PROBLEM TO SOLVE.
Restate, word for word, every line of the data.

____ DATASET

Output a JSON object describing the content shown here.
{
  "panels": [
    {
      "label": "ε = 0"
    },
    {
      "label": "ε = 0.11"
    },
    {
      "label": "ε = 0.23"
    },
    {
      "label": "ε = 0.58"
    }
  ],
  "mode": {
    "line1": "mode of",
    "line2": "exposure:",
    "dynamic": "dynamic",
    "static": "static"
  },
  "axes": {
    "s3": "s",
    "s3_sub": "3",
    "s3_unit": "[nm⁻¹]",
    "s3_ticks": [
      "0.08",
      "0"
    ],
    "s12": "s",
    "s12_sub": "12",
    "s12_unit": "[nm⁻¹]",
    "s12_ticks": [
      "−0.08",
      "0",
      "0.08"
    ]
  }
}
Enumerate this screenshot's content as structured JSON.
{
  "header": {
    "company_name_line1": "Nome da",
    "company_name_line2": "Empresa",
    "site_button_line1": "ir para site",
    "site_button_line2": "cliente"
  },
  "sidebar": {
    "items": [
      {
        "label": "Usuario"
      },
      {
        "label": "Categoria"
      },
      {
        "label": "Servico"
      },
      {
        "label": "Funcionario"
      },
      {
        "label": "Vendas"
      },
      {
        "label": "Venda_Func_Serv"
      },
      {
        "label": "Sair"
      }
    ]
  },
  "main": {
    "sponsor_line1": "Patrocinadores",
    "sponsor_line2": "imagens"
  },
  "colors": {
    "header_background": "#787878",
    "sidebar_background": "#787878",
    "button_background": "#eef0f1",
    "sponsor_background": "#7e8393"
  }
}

________

PROBLEM SOLUTION.
Output a JSON object describing the content shown here.
{
  "panels": [
    {
      "label": "ε = 0"
    },
    {
      "label": "ε = 0.11"
    },
    {
      "label": "ε = 0.23"
    },
    {
      "label": "ε = 0.58"
    }
  ],
  "mode": {
    "line1": "mode of",
    "line2": "exposure:",
    "dynamic": "dynamic",
    "static": "static"
  },
  "axes": {
    "s3": "s",
    "s3_sub": "3",
    "s3_unit": "[nm⁻¹]",
    "s3_ticks": [
      "0.08",
      "0"
    ],
    "s12": "s",
    "s12_sub": "12",
    "s12_unit": "[nm⁻¹]",
    "s12_ticks": [
      "−0.08",
      "0",
      "0.08"
    ]
  }
}
Enumerate this screenshot's content as structured JSON.
{
  "header": {
    "company_name_line1": "Nome da",
    "company_name_line2": "Empresa",
    "site_button_line1": "ir para site",
    "site_button_line2": "cliente"
  },
  "sidebar": {
    "items": [
      {
        "label": "Usuario"
      },
      {
        "label": "Categoria"
      },
      {
        "label": "Servico"
      },
      {
        "label": "Funcionario"
      },
      {
        "label": "Vendas"
      },
      {
        "label": "Venda_Func_Serv"
      },
      {
        "label": "Sair"
      }
    ]
  },
  "main": {
    "sponsor_line1": "Patrocinadores",
    "sponsor_line2": "imagens"
  },
  "colors": {
    "header_background": "#787878",
    "sidebar_background": "#787878",
    "button_background": "#eef0f1",
    "sponsor_background": "#7e8393"
  }
}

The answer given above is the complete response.